Give only the number of lines that hold the word "caption".

------ Extracted material ------

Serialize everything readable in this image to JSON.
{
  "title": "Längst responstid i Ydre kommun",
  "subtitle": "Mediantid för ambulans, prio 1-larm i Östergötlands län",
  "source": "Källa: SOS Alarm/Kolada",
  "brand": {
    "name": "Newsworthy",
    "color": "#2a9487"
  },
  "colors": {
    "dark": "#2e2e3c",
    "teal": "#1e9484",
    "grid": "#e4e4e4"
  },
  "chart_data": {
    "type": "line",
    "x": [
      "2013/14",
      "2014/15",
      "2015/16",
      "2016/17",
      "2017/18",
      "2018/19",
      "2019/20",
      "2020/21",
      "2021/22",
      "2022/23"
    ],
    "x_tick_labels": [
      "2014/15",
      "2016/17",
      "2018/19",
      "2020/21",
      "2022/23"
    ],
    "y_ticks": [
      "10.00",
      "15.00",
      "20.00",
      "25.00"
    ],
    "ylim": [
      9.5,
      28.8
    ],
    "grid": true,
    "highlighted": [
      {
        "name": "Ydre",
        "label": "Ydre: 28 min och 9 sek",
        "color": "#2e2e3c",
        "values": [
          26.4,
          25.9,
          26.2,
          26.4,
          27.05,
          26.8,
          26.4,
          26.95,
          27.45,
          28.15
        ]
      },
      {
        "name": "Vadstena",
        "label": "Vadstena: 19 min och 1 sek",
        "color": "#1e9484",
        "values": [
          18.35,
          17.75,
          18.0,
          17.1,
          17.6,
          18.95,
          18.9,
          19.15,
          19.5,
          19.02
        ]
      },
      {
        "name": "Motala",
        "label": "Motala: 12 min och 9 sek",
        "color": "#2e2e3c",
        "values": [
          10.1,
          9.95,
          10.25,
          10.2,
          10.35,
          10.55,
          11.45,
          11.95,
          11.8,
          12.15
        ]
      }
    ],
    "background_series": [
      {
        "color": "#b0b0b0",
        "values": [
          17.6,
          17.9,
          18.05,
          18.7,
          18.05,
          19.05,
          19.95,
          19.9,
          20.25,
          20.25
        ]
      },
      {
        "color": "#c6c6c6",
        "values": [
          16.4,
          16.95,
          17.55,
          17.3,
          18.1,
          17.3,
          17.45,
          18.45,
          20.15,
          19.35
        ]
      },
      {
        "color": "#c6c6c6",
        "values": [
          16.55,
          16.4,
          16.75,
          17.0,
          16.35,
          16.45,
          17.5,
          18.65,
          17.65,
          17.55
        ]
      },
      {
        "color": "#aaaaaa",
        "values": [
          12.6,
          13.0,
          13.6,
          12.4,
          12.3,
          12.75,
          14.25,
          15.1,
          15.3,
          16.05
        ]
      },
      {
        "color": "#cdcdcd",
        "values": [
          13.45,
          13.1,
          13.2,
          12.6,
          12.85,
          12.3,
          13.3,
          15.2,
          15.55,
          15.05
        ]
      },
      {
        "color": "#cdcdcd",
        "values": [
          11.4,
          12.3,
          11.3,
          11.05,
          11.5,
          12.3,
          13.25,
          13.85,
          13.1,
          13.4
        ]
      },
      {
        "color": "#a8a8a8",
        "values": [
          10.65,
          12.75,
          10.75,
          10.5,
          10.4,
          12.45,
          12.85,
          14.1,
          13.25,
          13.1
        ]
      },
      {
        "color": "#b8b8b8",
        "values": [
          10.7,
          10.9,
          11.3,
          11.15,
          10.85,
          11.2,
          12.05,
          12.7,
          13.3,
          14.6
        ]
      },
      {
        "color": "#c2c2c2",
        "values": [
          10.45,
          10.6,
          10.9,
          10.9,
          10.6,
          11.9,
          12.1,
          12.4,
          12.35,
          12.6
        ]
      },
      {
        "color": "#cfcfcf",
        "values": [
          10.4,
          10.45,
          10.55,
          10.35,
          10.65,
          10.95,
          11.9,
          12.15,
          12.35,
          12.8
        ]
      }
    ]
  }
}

------
------ Extracted material ------

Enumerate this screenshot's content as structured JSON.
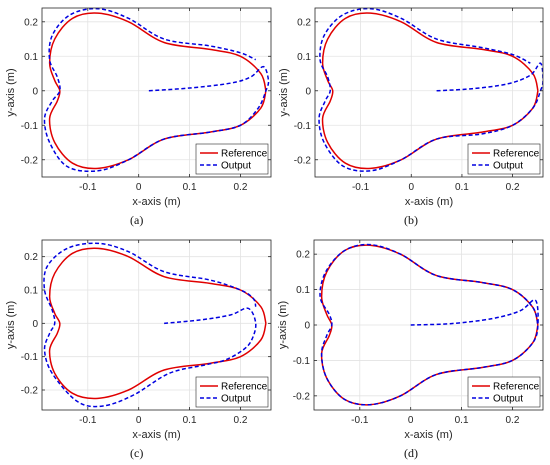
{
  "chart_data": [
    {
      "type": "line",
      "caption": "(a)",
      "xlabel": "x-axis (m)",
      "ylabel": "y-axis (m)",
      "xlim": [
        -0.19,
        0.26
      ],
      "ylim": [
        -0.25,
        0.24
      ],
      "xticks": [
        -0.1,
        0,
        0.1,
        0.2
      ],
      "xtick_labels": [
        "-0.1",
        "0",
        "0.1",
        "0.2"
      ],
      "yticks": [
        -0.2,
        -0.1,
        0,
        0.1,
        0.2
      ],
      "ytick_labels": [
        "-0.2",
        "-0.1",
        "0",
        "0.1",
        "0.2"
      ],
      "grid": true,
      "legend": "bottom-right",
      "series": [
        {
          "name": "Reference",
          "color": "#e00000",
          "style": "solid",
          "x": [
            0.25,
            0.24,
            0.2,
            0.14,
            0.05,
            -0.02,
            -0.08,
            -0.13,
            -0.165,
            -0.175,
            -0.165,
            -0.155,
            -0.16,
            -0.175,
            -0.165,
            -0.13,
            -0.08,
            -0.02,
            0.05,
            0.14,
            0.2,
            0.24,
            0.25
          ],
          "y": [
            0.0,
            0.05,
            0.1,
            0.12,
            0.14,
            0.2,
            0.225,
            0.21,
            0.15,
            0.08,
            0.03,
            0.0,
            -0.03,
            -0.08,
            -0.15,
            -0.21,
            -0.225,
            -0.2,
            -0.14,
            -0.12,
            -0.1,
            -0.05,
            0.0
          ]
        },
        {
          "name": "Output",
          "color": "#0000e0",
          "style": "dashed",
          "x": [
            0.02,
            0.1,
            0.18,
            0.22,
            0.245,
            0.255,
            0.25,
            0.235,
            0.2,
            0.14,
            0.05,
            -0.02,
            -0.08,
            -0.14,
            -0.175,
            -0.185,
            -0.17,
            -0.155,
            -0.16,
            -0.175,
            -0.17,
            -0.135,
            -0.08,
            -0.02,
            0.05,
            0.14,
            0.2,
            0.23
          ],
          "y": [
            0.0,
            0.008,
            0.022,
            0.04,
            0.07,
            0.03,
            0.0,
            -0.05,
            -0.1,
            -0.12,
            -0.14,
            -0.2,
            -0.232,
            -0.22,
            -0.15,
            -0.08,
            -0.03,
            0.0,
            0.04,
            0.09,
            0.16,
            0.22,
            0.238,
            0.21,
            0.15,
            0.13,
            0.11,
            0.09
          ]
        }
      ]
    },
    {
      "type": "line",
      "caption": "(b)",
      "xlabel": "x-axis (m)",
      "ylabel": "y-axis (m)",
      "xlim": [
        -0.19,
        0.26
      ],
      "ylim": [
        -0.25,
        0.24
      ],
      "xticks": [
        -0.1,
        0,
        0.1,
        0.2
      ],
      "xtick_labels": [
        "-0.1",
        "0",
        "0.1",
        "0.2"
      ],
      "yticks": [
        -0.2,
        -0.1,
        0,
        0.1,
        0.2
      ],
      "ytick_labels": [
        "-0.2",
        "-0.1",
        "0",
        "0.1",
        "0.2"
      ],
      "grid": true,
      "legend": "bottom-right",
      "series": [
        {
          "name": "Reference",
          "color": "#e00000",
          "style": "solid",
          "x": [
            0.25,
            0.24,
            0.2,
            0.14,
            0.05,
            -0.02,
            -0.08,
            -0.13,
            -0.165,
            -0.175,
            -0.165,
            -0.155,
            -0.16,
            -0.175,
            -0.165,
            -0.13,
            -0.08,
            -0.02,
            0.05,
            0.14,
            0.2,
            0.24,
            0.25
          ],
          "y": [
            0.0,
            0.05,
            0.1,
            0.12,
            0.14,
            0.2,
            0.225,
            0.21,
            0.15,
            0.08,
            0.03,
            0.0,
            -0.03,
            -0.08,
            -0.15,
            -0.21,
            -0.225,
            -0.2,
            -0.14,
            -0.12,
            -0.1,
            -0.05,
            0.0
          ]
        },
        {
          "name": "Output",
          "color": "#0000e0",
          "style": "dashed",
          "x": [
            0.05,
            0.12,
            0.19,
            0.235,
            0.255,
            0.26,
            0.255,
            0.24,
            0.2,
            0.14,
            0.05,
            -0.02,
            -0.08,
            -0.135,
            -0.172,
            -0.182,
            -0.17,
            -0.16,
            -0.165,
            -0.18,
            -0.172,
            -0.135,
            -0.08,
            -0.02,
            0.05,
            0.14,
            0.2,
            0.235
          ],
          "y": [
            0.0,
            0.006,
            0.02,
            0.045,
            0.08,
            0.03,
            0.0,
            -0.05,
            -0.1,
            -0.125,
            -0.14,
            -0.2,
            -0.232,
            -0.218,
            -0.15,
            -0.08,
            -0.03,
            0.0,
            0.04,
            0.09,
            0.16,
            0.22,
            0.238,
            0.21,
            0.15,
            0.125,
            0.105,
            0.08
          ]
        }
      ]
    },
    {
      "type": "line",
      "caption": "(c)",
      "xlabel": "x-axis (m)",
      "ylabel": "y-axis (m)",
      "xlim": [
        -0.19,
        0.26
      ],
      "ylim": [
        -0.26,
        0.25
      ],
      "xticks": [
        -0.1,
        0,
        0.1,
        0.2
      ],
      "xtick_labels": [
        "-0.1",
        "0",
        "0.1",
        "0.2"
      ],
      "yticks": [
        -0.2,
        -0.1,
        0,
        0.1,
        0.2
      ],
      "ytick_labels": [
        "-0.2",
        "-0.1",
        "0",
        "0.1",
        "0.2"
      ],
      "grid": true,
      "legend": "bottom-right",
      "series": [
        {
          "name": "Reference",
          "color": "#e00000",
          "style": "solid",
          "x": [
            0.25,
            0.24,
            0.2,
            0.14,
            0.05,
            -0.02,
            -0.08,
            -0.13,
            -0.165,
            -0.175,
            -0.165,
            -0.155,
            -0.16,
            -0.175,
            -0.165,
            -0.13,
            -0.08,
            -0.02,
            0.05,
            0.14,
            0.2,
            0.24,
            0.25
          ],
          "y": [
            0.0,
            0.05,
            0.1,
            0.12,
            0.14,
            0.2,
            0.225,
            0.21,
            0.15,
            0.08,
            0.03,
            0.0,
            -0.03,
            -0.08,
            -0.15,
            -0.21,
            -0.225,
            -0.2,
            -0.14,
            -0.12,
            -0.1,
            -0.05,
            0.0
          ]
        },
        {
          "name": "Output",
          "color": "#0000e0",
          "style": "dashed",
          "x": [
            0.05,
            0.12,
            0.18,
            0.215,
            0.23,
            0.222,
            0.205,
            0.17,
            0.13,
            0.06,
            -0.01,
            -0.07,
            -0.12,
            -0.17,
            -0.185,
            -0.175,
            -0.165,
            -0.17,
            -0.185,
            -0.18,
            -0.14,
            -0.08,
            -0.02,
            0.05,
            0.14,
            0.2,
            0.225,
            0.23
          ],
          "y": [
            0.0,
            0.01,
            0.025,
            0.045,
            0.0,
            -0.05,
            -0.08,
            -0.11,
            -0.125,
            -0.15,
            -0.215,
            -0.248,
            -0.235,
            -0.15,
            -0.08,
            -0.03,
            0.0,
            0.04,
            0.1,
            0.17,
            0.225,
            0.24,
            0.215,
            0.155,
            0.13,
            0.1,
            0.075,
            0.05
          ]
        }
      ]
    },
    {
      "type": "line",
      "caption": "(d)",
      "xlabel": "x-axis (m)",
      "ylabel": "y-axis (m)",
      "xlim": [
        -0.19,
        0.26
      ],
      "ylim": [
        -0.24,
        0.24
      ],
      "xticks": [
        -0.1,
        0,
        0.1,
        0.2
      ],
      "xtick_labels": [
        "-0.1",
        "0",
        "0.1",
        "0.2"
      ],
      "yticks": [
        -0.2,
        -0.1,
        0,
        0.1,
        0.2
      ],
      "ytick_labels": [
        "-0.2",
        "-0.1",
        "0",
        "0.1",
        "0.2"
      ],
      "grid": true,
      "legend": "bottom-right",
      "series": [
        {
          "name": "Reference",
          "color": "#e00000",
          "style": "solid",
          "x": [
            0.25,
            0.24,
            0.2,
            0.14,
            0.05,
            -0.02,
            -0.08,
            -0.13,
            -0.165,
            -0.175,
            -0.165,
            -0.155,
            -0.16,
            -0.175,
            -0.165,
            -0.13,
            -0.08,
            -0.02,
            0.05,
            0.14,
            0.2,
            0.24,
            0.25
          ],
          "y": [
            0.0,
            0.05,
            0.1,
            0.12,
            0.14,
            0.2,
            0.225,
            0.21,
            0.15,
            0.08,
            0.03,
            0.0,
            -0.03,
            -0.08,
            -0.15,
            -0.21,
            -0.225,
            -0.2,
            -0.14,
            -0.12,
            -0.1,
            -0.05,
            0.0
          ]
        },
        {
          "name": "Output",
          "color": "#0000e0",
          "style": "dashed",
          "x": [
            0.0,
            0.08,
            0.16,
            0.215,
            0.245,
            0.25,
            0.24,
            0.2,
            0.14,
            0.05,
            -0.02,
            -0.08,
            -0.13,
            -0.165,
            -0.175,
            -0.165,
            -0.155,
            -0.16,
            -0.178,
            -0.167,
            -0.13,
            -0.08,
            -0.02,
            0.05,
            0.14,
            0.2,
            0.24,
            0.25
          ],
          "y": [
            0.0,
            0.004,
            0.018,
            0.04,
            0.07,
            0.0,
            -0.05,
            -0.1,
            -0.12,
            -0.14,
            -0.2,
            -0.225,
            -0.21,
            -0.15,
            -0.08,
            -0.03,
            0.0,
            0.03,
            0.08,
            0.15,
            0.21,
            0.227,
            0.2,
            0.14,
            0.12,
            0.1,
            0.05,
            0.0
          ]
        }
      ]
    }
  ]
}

------
------ Extracted material ------

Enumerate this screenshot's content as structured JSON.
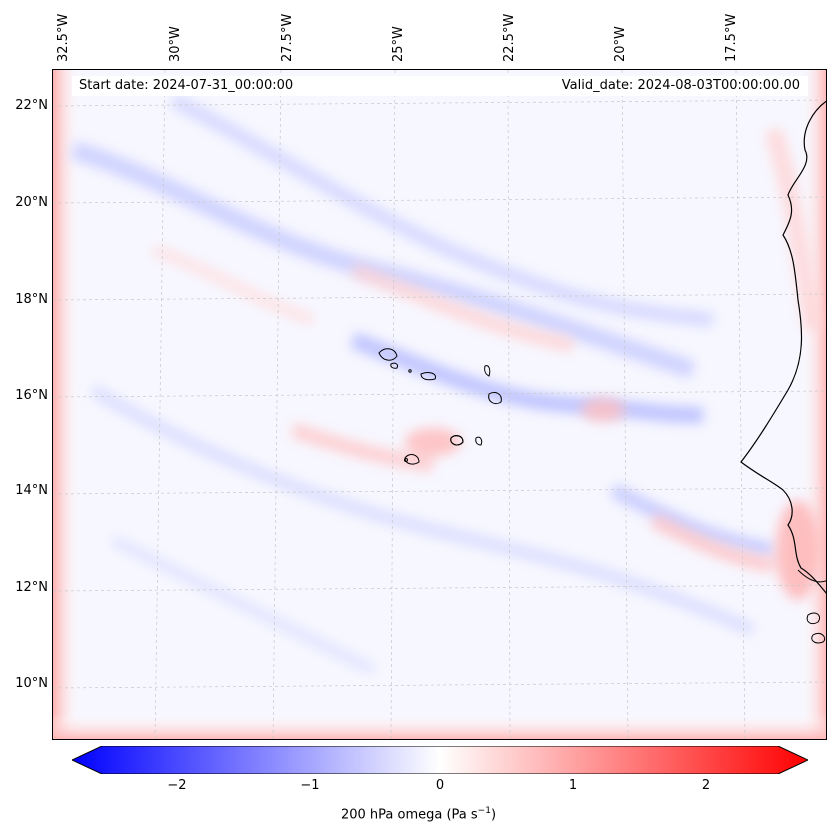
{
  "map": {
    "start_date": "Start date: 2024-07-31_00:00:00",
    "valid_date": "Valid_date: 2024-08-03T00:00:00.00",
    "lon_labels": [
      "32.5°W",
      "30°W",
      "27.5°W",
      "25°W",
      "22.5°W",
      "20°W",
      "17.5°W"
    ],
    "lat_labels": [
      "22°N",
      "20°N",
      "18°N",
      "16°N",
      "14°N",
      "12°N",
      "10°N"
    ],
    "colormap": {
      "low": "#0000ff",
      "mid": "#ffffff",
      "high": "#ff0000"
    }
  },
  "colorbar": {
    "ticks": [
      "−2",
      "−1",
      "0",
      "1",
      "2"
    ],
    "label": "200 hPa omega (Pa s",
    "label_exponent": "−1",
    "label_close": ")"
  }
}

------

Solution:
4